| What to do |
For each line below that includes the word "this", make a copy.

| Input |
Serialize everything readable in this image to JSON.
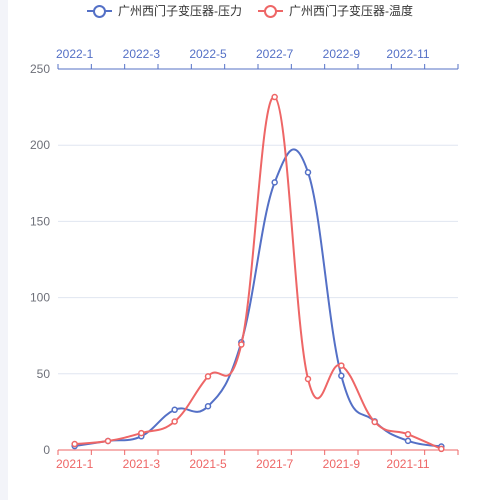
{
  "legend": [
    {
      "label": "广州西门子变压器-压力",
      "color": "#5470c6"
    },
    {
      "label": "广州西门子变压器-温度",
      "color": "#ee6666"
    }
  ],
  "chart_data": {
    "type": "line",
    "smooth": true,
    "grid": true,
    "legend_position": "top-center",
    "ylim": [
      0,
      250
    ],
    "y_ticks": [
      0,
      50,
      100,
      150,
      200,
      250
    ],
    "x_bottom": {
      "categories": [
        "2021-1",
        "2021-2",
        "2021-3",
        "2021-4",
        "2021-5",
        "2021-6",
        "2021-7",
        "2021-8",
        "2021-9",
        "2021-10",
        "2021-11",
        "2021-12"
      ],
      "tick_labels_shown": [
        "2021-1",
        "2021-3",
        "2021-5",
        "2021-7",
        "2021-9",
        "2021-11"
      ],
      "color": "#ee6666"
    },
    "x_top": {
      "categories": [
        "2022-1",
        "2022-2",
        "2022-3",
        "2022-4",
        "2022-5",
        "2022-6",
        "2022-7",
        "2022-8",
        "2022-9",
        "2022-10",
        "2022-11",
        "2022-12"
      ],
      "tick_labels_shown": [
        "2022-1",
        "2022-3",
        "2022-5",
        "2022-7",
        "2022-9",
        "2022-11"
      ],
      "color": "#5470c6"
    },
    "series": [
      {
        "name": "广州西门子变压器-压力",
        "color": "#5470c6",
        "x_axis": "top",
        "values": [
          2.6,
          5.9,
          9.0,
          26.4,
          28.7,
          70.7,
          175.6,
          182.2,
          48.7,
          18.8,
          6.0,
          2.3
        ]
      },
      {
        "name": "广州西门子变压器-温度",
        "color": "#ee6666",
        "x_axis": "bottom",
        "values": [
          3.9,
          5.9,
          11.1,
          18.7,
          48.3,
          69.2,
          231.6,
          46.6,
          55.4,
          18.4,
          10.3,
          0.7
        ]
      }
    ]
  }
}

---

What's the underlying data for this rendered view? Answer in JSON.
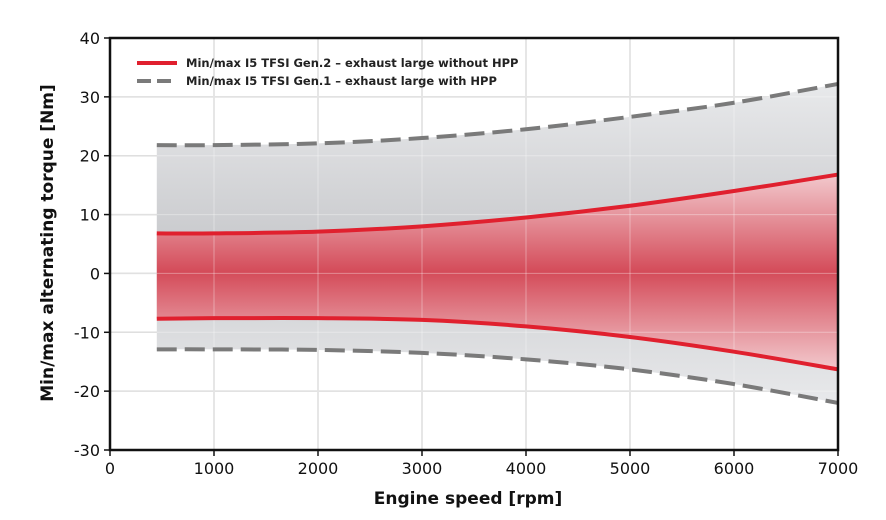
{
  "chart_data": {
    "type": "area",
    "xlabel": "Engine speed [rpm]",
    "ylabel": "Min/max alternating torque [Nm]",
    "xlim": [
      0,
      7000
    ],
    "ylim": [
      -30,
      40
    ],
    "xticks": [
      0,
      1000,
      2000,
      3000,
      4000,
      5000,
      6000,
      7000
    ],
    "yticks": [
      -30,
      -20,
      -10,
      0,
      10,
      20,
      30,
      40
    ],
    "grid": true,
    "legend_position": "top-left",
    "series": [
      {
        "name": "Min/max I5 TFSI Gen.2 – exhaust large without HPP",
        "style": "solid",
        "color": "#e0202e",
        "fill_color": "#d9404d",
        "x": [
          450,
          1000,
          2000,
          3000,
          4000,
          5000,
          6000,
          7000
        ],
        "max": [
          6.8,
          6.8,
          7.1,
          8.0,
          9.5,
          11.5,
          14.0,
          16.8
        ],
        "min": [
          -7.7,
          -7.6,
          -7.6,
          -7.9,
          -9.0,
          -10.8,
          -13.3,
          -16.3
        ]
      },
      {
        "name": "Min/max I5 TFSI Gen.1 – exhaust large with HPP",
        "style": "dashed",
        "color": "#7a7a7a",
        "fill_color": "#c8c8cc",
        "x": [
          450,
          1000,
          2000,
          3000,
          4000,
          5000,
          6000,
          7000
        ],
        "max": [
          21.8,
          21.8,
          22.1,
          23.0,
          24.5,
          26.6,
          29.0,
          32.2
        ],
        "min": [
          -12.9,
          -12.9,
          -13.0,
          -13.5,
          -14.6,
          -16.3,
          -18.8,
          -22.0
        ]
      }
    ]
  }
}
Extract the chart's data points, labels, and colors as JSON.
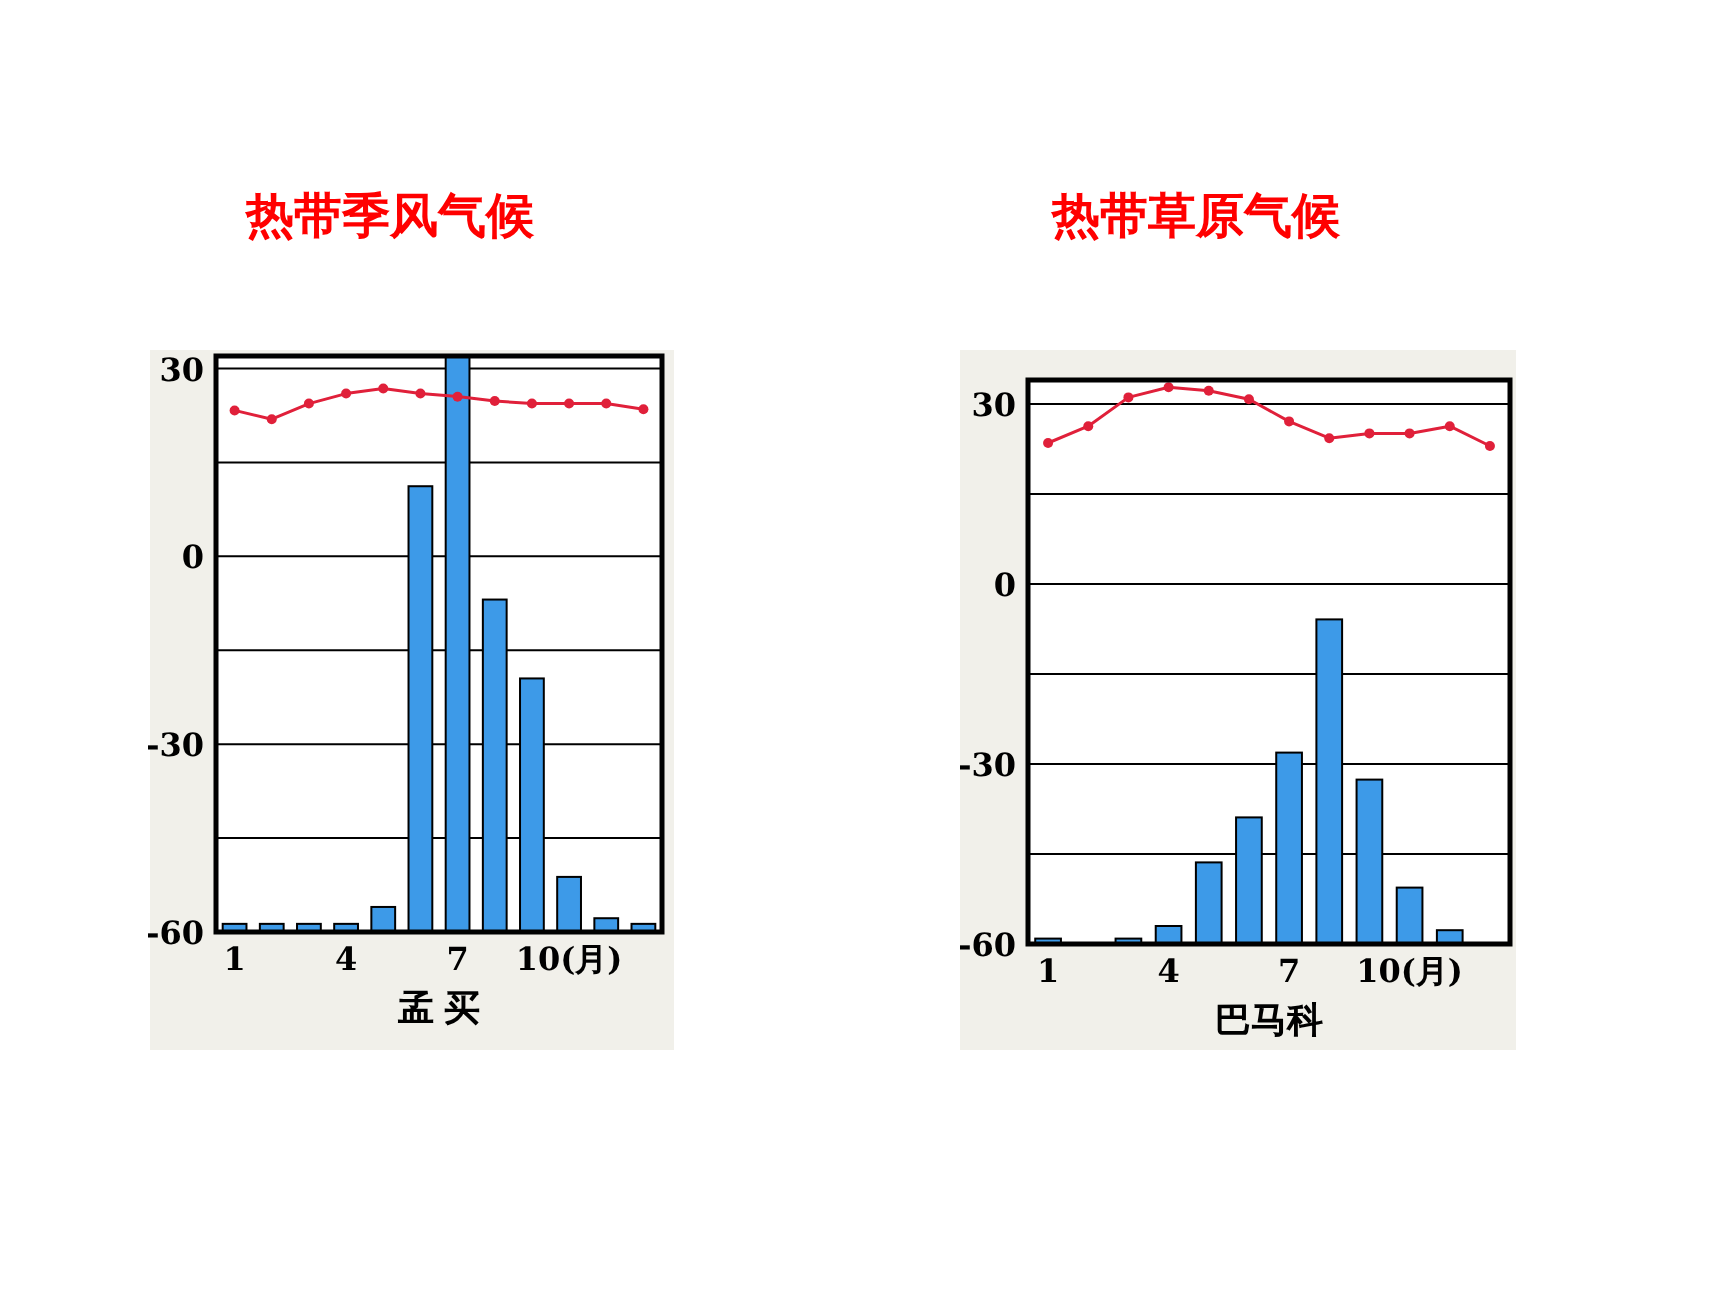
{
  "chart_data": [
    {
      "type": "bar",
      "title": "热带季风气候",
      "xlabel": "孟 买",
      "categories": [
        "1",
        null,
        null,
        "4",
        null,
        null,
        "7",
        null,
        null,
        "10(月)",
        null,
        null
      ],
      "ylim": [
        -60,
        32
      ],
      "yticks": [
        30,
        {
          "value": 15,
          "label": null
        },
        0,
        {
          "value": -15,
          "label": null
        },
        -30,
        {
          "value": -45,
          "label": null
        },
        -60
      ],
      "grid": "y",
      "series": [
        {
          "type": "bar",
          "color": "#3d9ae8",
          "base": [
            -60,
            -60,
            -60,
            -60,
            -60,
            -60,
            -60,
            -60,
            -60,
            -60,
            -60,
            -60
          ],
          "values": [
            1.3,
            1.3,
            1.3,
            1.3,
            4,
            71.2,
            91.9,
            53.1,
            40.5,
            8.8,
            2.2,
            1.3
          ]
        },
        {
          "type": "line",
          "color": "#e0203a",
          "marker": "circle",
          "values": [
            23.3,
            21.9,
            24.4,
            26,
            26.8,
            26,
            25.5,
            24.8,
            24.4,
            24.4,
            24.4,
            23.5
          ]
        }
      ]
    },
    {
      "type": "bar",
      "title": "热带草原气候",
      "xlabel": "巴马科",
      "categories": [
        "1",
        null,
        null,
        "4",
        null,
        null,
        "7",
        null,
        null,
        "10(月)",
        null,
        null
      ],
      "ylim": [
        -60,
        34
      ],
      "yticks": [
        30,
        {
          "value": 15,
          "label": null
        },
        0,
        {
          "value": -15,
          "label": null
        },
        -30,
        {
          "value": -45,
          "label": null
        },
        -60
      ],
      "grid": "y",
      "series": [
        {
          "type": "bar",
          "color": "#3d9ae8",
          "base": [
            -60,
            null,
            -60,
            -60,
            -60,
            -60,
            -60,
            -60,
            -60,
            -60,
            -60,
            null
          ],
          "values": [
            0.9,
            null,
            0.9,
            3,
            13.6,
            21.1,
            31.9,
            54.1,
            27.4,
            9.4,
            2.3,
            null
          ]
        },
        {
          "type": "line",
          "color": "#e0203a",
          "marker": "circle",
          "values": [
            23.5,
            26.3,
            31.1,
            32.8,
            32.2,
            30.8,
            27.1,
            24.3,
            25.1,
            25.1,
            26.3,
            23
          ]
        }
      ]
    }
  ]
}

| Task output |
Serialize everything readable in this image to JSON.
What's the underlying data for this rendered view? Answer in JSON.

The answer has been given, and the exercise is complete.